What to do —
Output every line of the data exactly as it appears.

--- Begin ---

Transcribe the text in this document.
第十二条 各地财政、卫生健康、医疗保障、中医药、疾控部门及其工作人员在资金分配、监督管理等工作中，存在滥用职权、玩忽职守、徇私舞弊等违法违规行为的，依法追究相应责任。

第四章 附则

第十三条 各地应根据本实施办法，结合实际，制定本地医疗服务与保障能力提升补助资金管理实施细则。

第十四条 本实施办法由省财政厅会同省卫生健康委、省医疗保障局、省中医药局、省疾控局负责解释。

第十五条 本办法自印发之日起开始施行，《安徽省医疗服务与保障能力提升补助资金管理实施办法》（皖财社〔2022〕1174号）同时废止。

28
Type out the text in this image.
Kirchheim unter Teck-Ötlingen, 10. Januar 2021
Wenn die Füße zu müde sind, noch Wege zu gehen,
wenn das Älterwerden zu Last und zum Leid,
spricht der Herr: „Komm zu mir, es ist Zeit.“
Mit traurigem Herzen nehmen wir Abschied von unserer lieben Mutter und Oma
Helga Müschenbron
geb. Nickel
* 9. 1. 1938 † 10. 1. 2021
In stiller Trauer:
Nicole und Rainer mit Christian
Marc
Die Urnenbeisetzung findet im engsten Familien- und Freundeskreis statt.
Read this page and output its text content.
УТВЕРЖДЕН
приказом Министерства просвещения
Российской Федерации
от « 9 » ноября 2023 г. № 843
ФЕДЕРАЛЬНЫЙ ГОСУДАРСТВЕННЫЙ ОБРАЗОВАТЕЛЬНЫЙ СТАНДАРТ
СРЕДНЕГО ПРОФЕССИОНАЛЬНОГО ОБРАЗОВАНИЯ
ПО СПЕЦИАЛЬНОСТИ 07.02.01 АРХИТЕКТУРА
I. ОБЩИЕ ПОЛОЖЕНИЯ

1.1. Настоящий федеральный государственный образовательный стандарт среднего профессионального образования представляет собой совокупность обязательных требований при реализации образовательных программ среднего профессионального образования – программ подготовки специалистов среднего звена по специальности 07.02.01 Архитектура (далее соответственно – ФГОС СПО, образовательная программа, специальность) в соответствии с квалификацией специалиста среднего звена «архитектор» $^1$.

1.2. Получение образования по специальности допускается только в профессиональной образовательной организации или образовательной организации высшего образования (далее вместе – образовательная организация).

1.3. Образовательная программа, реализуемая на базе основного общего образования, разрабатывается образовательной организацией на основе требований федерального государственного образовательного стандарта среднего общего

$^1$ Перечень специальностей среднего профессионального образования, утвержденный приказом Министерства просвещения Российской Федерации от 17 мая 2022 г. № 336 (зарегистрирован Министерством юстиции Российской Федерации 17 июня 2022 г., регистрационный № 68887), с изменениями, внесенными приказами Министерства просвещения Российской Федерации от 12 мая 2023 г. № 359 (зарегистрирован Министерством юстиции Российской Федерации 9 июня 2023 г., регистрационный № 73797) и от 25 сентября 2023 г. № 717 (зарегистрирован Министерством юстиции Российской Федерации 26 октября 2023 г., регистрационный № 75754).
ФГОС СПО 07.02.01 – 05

--- End ---

Exercise result —
Transcribe the text in this document.
第十二条 各地财政、卫生健康、医疗保障、中医药、疾控部门及其工作人员在资金分配、监督管理等工作中，存在滥用职权、玩忽职守、徇私舞弊等违法违规行为的，依法追究相应责任。

第四章 附则

第十三条 各地应根据本实施办法，结合实际，制定本地医疗服务与保障能力提升补助资金管理实施细则。

第十四条 本实施办法由省财政厅会同省卫生健康委、省医疗保障局、省中医药局、省疾控局负责解释。

第十五条 本办法自印发之日起开始施行，《安徽省医疗服务与保障能力提升补助资金管理实施办法》（皖财社〔2022〕1174号）同时废止。

28
Type out the text in this image.
Kirchheim unter Teck-Ötlingen, 10. Januar 2021
Wenn die Füße zu müde sind, noch Wege zu gehen,
wenn das Älterwerden zu Last und zum Leid,
spricht der Herr: „Komm zu mir, es ist Zeit.“
Mit traurigem Herzen nehmen wir Abschied von unserer lieben Mutter und Oma
Helga Müschenbron
geb. Nickel
* 9. 1. 1938 † 10. 1. 2021
In stiller Trauer:
Nicole und Rainer mit Christian
Marc
Die Urnenbeisetzung findet im engsten Familien- und Freundeskreis statt.
Read this page and output its text content.
УТВЕРЖДЕН
приказом Министерства просвещения
Российской Федерации
от « 9 » ноября 2023 г. № 843
ФЕДЕРАЛЬНЫЙ ГОСУДАРСТВЕННЫЙ ОБРАЗОВАТЕЛЬНЫЙ СТАНДАРТ
СРЕДНЕГО ПРОФЕССИОНАЛЬНОГО ОБРАЗОВАНИЯ
ПО СПЕЦИАЛЬНОСТИ 07.02.01 АРХИТЕКТУРА
I. ОБЩИЕ ПОЛОЖЕНИЯ

1.1. Настоящий федеральный государственный образовательный стандарт среднего профессионального образования представляет собой совокупность обязательных требований при реализации образовательных программ среднего профессионального образования – программ подготовки специалистов среднего звена по специальности 07.02.01 Архитектура (далее соответственно – ФГОС СПО, образовательная программа, специальность) в соответствии с квалификацией специалиста среднего звена «архитектор» $^1$.

1.2. Получение образования по специальности допускается только в профессиональной образовательной организации или образовательной организации высшего образования (далее вместе – образовательная организация).

1.3. Образовательная программа, реализуемая на базе основного общего образования, разрабатывается образовательной организацией на основе требований федерального государственного образовательного стандарта среднего общего

$^1$ Перечень специальностей среднего профессионального образования, утвержденный приказом Министерства просвещения Российской Федерации от 17 мая 2022 г. № 336 (зарегистрирован Министерством юстиции Российской Федерации 17 июня 2022 г., регистрационный № 68887), с изменениями, внесенными приказами Министерства просвещения Российской Федерации от 12 мая 2023 г. № 359 (зарегистрирован Министерством юстиции Российской Федерации 9 июня 2023 г., регистрационный № 73797) и от 25 сентября 2023 г. № 717 (зарегистрирован Министерством юстиции Российской Федерации 26 октября 2023 г., регистрационный № 75754).
ФГОС СПО 07.02.01 – 05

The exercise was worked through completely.